Task to complete:
Extract every line that contains the string "color".
Start of Supplied entries
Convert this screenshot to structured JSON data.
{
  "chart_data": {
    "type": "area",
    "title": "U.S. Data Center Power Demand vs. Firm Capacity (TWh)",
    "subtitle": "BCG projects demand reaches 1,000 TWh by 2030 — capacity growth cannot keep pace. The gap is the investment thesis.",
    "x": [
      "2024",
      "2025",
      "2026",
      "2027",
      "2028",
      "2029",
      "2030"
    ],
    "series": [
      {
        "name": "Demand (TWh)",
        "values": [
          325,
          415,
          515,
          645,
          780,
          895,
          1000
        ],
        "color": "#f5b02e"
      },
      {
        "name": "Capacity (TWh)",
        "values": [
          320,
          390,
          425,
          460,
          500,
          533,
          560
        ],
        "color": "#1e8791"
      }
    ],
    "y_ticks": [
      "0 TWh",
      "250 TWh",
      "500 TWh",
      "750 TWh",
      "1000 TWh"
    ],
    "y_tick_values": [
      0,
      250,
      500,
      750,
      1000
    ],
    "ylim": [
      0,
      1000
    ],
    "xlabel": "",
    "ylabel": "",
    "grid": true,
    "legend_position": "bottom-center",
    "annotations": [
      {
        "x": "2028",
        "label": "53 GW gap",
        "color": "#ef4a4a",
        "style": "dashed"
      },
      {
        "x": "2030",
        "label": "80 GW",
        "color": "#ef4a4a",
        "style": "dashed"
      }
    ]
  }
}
End of Supplied entries
Start of Supplied entries
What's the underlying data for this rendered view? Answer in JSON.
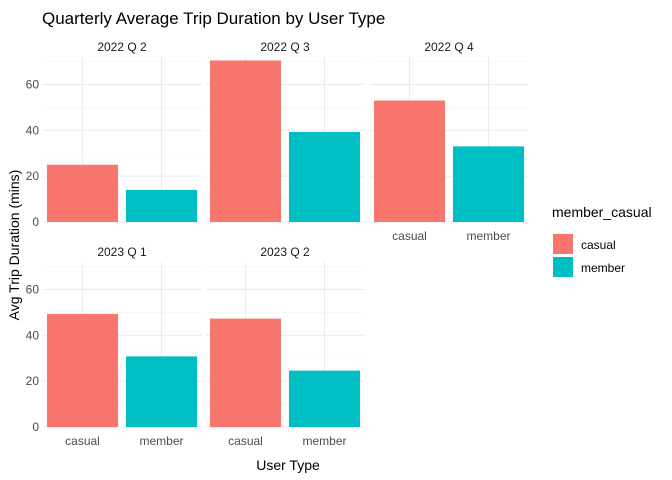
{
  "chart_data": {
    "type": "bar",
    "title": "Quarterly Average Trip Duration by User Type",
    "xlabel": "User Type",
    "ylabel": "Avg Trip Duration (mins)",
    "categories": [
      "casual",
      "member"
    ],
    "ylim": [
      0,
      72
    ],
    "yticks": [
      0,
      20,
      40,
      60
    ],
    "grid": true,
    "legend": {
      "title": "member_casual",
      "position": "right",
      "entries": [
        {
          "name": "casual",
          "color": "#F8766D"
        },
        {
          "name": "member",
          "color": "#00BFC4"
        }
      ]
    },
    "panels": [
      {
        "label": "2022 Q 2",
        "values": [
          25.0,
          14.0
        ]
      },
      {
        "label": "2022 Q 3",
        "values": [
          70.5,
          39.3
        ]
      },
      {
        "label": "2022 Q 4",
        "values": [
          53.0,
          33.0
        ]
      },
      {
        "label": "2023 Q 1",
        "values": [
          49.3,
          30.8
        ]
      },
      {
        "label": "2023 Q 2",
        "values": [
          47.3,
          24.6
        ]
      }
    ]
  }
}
End of Supplied entries
Start of Supplied entries
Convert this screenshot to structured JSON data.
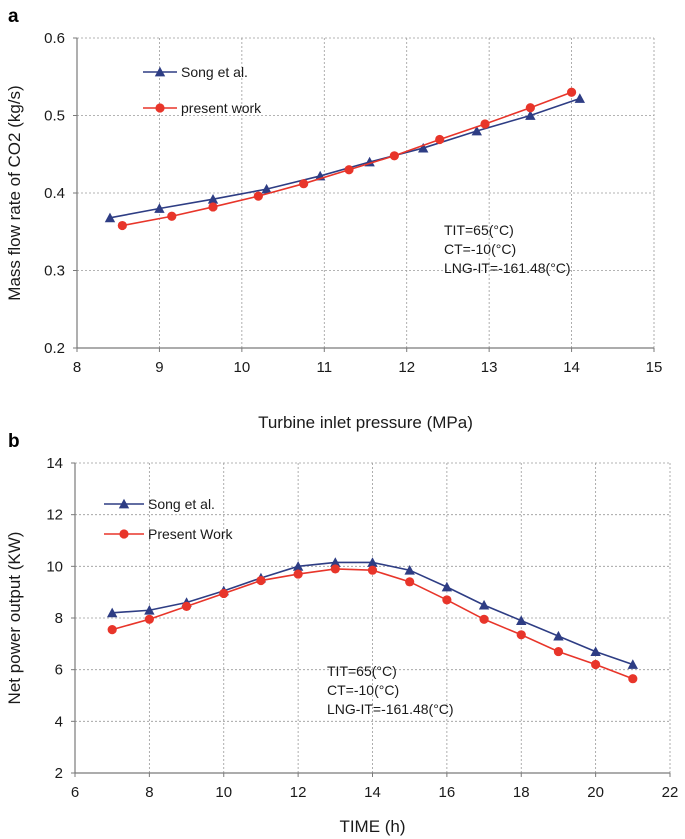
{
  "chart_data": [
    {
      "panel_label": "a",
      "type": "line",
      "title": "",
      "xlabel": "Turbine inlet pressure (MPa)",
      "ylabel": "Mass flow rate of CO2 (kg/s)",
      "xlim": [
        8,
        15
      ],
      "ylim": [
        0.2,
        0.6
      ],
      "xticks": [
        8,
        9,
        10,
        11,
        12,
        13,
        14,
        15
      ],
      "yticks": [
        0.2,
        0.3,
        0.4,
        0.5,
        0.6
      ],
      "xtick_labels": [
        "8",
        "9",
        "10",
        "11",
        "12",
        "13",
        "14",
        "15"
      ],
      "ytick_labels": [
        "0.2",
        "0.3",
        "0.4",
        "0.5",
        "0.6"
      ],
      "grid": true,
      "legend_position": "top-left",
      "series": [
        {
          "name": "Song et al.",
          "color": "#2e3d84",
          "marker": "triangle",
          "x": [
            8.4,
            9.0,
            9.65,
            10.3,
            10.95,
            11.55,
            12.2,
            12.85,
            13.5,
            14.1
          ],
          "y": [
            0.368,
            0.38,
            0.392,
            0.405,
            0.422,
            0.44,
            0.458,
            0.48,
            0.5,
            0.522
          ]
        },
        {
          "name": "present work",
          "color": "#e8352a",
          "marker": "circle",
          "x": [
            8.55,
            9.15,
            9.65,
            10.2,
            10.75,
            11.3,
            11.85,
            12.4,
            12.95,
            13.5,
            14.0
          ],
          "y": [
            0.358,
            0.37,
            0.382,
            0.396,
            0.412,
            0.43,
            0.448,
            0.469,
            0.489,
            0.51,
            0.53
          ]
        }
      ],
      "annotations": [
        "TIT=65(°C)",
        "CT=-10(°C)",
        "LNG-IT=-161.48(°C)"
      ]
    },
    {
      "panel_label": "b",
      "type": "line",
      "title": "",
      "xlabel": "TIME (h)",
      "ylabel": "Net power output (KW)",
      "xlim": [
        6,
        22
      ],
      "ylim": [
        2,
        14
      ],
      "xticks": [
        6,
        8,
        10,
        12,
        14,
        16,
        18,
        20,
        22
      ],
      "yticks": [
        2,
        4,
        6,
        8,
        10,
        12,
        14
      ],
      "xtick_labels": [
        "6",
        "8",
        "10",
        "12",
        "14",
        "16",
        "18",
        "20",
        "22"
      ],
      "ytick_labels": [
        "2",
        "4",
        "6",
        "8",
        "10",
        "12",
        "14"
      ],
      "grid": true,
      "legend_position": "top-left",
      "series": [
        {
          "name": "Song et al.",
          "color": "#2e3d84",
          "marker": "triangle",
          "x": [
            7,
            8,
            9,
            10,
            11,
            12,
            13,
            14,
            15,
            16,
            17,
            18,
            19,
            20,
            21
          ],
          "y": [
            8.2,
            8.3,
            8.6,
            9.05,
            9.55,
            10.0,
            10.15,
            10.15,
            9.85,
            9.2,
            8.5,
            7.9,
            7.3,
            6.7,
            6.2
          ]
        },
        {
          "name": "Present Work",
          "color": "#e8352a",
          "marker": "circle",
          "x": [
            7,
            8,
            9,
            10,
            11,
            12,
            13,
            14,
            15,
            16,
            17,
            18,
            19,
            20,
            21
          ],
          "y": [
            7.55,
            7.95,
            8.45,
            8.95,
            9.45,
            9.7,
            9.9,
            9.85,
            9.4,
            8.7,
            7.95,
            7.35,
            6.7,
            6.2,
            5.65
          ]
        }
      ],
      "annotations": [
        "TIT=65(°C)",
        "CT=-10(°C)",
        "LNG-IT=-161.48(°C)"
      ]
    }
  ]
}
End of Supplied entries
Result of this task:
        "color": "#f5b02e"
        "color": "#1e8791"
        "color": "#ef4a4a",
        "color": "#ef4a4a",
          "color": "#F8766D"
          "color": "#00BFC4"
          "color": "#2e3d84",
          "color": "#e8352a",
          "color": "#2e3d84",
          "color": "#e8352a",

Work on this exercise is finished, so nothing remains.